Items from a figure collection

■ ■ ■ ■ ■ ■ ■

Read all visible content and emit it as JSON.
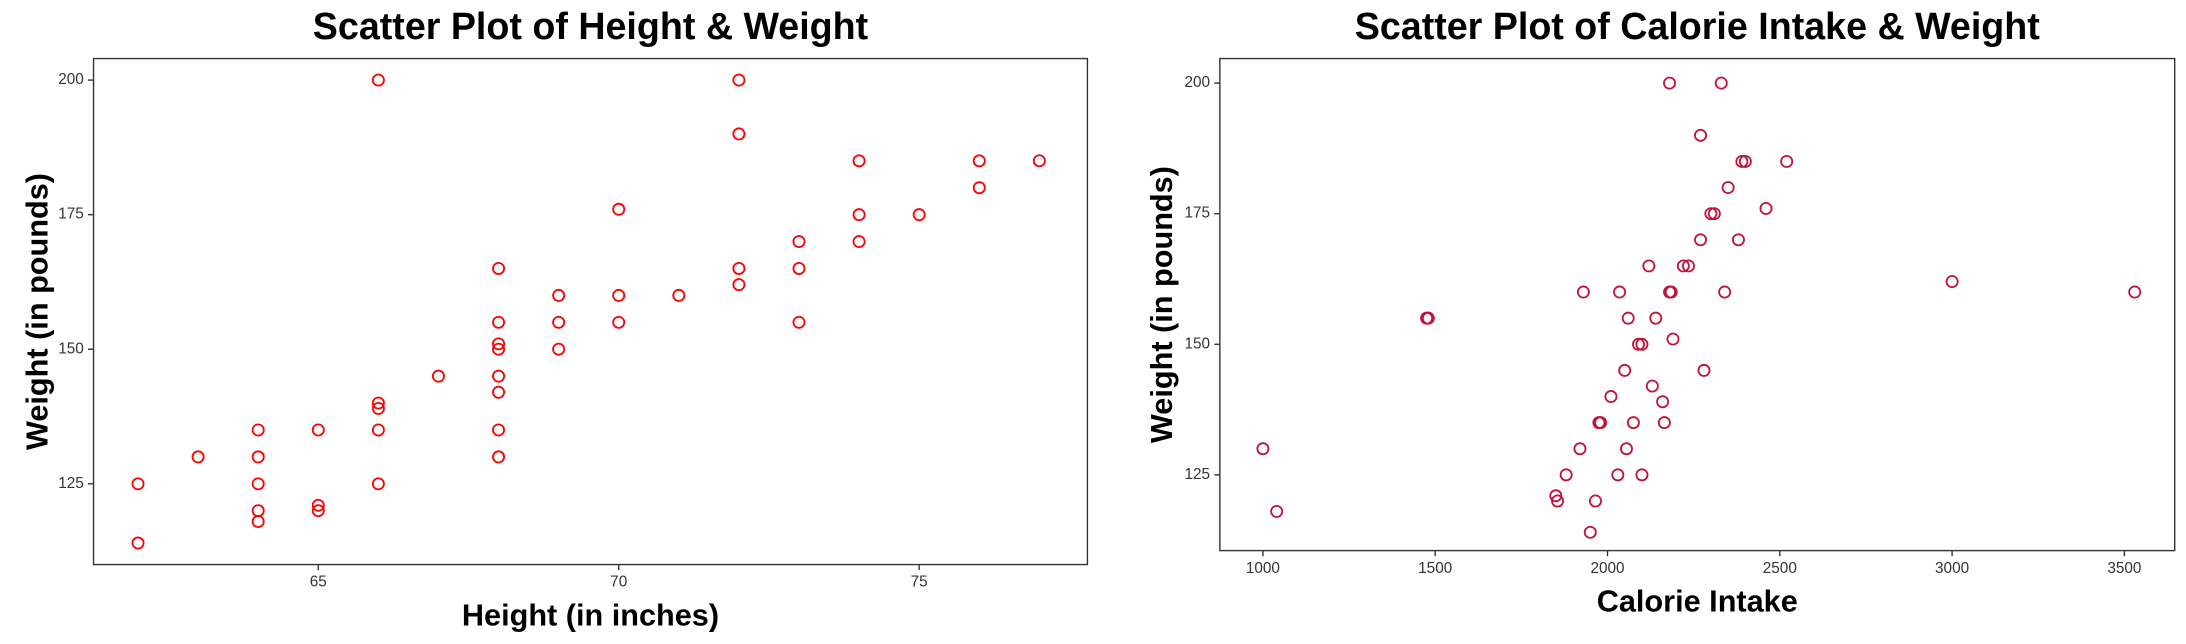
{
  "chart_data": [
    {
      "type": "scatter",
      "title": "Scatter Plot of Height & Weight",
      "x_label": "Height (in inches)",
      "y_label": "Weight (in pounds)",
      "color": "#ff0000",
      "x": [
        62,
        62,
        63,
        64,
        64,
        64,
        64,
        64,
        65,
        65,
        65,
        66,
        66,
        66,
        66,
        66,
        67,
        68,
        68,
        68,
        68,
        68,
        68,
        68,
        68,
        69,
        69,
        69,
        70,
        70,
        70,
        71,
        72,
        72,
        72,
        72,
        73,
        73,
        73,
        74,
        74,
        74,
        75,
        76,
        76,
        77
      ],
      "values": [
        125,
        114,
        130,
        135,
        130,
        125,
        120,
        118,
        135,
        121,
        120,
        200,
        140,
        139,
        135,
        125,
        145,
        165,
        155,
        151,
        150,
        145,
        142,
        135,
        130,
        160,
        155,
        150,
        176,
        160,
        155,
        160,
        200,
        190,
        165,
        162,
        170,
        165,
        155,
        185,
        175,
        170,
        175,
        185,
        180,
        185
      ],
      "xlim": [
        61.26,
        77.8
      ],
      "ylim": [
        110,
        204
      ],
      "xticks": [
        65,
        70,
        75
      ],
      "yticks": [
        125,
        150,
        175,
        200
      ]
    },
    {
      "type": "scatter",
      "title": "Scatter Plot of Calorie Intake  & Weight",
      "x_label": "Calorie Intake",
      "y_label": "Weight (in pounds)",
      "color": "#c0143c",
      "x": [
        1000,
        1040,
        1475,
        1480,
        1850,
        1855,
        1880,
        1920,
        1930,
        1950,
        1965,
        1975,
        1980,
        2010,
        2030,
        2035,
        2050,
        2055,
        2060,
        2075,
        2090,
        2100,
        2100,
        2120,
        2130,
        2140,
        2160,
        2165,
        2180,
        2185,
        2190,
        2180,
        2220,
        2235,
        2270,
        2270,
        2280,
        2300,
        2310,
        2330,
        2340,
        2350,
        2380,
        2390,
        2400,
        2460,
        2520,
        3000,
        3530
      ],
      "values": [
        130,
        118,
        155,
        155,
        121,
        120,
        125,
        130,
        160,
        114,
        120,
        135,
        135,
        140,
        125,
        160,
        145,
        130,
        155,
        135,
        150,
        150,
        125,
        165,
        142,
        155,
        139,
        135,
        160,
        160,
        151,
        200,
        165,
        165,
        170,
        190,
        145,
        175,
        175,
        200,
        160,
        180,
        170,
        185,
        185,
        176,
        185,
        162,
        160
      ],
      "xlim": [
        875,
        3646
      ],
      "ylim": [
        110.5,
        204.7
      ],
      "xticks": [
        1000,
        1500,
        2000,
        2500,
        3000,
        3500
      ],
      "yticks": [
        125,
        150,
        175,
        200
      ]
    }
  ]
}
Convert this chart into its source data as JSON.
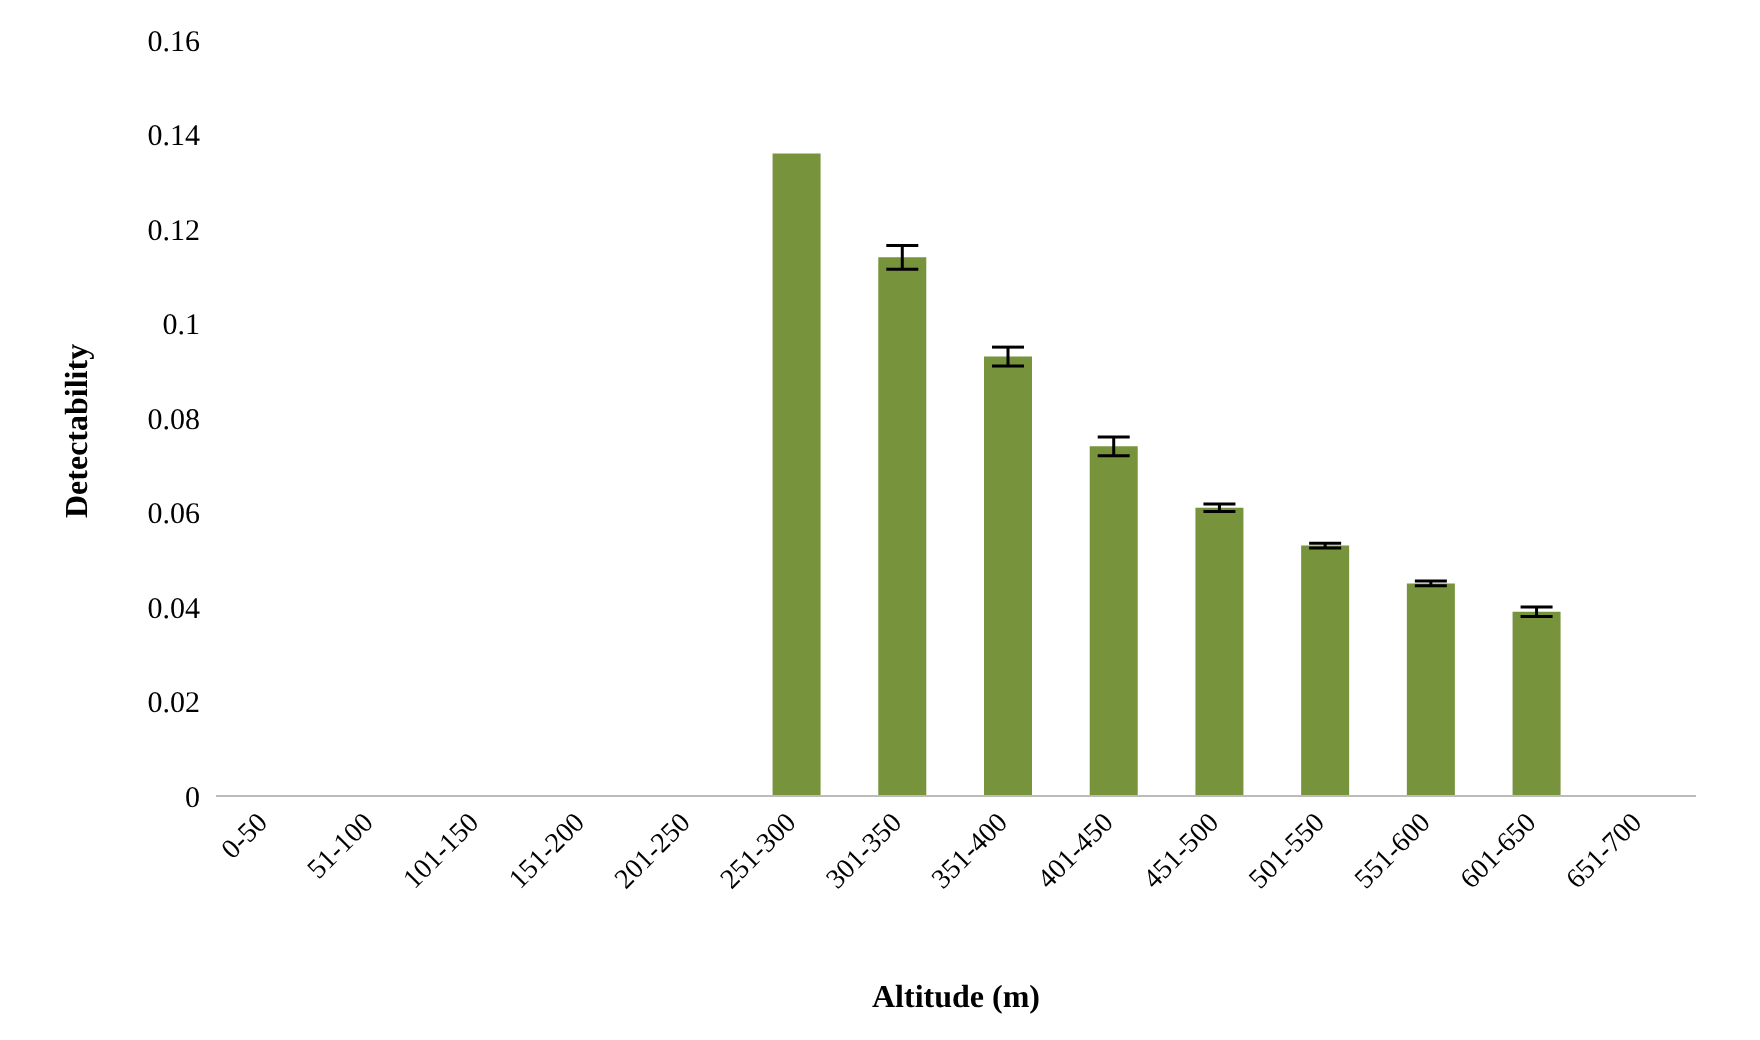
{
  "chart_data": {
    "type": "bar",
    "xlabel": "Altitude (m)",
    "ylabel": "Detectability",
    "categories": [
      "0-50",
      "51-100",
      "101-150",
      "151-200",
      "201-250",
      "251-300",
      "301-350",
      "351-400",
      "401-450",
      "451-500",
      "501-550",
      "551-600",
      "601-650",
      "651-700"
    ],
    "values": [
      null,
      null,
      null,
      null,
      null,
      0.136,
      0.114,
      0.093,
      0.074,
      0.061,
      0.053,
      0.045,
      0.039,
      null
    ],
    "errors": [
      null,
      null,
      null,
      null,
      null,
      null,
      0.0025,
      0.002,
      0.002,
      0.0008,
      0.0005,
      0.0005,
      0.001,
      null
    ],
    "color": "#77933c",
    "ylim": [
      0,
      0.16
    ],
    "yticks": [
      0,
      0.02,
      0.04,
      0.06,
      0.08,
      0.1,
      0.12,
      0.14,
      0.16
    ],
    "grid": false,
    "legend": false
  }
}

■ ■ ■ ■ ■ ■ ■

> _PROBLEM TO WORK ON_
Transcribe the listing in full. Omit the pictures and keep every line exact.

> _EXPECTED OUTPUT_
Read all visible content and emit it as JSON.
{
  "chart_data": [
    {
      "type": "scatter",
      "title": "Scatter Plot of Height & Weight",
      "x_label": "Height (in inches)",
      "y_label": "Weight (in pounds)",
      "color": "#ff0000",
      "x": [
        62,
        62,
        63,
        64,
        64,
        64,
        64,
        64,
        65,
        65,
        65,
        66,
        66,
        66,
        66,
        66,
        67,
        68,
        68,
        68,
        68,
        68,
        68,
        68,
        68,
        69,
        69,
        69,
        70,
        70,
        70,
        71,
        72,
        72,
        72,
        72,
        73,
        73,
        73,
        74,
        74,
        74,
        75,
        76,
        76,
        77
      ],
      "values": [
        125,
        114,
        130,
        135,
        130,
        125,
        120,
        118,
        135,
        121,
        120,
        200,
        140,
        139,
        135,
        125,
        145,
        165,
        155,
        151,
        150,
        145,
        142,
        135,
        130,
        160,
        155,
        150,
        176,
        160,
        155,
        160,
        200,
        190,
        165,
        162,
        170,
        165,
        155,
        185,
        175,
        170,
        175,
        185,
        180,
        185
      ],
      "xlim": [
        61.26,
        77.8
      ],
      "ylim": [
        110,
        204
      ],
      "xticks": [
        65,
        70,
        75
      ],
      "yticks": [
        125,
        150,
        175,
        200
      ]
    },
    {
      "type": "scatter",
      "title": "Scatter Plot of Calorie Intake  & Weight",
      "x_label": "Calorie Intake",
      "y_label": "Weight (in pounds)",
      "color": "#c0143c",
      "x": [
        1000,
        1040,
        1475,
        1480,
        1850,
        1855,
        1880,
        1920,
        1930,
        1950,
        1965,
        1975,
        1980,
        2010,
        2030,
        2035,
        2050,
        2055,
        2060,
        2075,
        2090,
        2100,
        2100,
        2120,
        2130,
        2140,
        2160,
        2165,
        2180,
        2185,
        2190,
        2180,
        2220,
        2235,
        2270,
        2270,
        2280,
        2300,
        2310,
        2330,
        2340,
        2350,
        2380,
        2390,
        2400,
        2460,
        2520,
        3000,
        3530
      ],
      "values": [
        130,
        118,
        155,
        155,
        121,
        120,
        125,
        130,
        160,
        114,
        120,
        135,
        135,
        140,
        125,
        160,
        145,
        130,
        155,
        135,
        150,
        150,
        125,
        165,
        142,
        155,
        139,
        135,
        160,
        160,
        151,
        200,
        165,
        165,
        170,
        190,
        145,
        175,
        175,
        200,
        160,
        180,
        170,
        185,
        185,
        176,
        185,
        162,
        160
      ],
      "xlim": [
        875,
        3646
      ],
      "ylim": [
        110.5,
        204.7
      ],
      "xticks": [
        1000,
        1500,
        2000,
        2500,
        3000,
        3500
      ],
      "yticks": [
        125,
        150,
        175,
        200
      ]
    }
  ]
}
Convert this chart into its source data as JSON.
{
  "chart_data": {
    "type": "bar",
    "xlabel": "Altitude (m)",
    "ylabel": "Detectability",
    "categories": [
      "0-50",
      "51-100",
      "101-150",
      "151-200",
      "201-250",
      "251-300",
      "301-350",
      "351-400",
      "401-450",
      "451-500",
      "501-550",
      "551-600",
      "601-650",
      "651-700"
    ],
    "values": [
      null,
      null,
      null,
      null,
      null,
      0.136,
      0.114,
      0.093,
      0.074,
      0.061,
      0.053,
      0.045,
      0.039,
      null
    ],
    "errors": [
      null,
      null,
      null,
      null,
      null,
      null,
      0.0025,
      0.002,
      0.002,
      0.0008,
      0.0005,
      0.0005,
      0.001,
      null
    ],
    "color": "#77933c",
    "ylim": [
      0,
      0.16
    ],
    "yticks": [
      0,
      0.02,
      0.04,
      0.06,
      0.08,
      0.1,
      0.12,
      0.14,
      0.16
    ],
    "grid": false,
    "legend": false
  }
}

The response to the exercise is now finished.